• **RECORDS TO USE**
+++++
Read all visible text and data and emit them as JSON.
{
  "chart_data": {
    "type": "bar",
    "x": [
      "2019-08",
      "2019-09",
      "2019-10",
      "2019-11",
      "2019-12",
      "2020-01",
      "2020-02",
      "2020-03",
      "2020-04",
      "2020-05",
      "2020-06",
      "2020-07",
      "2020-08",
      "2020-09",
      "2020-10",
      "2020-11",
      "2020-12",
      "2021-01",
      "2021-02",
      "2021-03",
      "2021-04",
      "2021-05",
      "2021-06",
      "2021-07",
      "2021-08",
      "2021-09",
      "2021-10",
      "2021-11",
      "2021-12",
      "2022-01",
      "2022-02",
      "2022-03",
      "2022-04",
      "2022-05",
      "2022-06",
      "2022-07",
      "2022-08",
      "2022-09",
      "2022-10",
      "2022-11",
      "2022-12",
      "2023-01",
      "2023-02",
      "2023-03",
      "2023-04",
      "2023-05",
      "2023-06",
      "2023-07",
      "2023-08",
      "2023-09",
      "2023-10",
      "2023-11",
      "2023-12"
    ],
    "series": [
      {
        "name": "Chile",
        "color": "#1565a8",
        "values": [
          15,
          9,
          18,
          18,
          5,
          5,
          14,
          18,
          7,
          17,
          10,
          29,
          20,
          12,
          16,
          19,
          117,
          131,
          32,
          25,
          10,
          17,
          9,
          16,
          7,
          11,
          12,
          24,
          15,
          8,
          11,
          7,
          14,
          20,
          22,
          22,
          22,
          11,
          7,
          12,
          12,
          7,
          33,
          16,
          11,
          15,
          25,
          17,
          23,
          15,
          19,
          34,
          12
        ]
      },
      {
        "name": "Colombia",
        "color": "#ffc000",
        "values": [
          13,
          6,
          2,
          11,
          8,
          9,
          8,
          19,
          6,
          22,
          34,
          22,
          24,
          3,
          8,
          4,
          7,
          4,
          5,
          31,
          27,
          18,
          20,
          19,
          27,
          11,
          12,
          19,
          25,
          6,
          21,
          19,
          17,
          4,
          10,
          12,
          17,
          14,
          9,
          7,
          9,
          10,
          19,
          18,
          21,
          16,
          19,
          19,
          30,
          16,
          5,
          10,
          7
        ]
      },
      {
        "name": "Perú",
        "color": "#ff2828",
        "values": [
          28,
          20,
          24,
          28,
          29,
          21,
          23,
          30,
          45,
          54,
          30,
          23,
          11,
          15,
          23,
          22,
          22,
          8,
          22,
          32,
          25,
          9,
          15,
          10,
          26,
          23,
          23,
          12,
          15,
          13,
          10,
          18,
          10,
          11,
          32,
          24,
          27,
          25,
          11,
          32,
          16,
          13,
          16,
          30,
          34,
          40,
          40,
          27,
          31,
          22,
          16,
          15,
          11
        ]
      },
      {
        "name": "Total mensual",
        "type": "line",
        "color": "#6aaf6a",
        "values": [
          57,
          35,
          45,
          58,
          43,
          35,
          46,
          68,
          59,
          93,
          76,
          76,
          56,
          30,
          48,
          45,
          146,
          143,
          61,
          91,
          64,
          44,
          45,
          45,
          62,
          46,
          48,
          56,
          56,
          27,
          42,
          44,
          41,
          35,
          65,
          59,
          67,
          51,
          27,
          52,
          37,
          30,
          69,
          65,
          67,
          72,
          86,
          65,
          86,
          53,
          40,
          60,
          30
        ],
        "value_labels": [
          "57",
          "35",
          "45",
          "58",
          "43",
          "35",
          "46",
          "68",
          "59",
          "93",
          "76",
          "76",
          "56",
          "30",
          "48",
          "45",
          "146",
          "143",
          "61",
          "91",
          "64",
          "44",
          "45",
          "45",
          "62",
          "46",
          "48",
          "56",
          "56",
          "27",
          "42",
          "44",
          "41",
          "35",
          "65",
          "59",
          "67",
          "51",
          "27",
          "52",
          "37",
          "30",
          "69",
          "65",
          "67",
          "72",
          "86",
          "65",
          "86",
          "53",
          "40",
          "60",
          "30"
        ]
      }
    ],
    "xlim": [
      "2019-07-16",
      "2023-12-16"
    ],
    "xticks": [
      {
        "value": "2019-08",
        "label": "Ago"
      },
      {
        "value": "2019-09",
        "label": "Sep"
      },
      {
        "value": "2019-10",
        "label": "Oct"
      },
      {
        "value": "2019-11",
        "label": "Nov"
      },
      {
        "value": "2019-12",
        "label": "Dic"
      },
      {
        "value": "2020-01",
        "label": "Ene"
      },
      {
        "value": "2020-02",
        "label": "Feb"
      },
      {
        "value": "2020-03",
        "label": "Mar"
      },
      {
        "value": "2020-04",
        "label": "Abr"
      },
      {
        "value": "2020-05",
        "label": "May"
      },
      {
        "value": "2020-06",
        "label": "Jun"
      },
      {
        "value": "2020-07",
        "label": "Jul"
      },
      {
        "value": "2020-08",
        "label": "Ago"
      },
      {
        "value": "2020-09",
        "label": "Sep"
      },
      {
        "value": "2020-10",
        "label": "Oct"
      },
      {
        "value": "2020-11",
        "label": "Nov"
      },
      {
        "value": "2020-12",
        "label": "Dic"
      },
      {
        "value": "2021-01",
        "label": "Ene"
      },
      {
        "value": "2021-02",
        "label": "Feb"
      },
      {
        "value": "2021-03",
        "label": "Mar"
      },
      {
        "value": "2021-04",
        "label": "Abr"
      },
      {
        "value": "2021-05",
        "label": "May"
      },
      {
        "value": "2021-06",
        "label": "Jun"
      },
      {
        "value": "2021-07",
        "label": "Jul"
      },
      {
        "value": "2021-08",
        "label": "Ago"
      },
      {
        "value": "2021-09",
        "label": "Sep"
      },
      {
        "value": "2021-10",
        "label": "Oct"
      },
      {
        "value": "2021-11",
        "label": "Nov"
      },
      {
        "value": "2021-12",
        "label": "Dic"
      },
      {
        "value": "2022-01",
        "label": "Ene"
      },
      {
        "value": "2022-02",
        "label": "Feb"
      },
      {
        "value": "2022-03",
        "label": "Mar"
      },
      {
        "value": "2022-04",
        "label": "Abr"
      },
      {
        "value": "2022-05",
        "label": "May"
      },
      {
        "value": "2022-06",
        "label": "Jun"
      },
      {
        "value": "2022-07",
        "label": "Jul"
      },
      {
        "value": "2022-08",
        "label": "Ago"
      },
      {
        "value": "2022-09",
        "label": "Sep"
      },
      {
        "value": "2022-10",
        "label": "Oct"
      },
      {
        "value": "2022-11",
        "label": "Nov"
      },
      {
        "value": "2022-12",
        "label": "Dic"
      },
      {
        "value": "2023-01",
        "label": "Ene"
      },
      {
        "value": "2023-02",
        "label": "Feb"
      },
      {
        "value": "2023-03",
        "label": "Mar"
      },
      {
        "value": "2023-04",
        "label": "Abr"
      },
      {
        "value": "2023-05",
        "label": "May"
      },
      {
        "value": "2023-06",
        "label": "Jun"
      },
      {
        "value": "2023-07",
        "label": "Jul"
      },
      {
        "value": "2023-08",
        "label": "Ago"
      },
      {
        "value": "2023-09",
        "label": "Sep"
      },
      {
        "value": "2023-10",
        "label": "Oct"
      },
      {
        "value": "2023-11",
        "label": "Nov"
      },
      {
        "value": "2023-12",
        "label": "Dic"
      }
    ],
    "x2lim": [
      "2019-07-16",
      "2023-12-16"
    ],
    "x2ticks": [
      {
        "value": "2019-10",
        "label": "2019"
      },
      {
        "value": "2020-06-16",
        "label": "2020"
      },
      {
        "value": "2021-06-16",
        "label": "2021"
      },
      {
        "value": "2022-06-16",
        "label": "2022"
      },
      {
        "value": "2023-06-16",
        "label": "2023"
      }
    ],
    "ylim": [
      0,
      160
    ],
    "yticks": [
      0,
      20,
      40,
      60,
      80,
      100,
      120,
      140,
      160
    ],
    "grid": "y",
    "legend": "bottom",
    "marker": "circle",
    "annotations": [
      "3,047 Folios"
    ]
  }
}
+++++
Reproduce each line of the entries in which the word "color" is found.

• **ANSWER TO THIS EXERCISE**
        "color": "#1565a8",
        "color": "#ffc000",
        "color": "#ff2828",
        "color": "#6aaf6a",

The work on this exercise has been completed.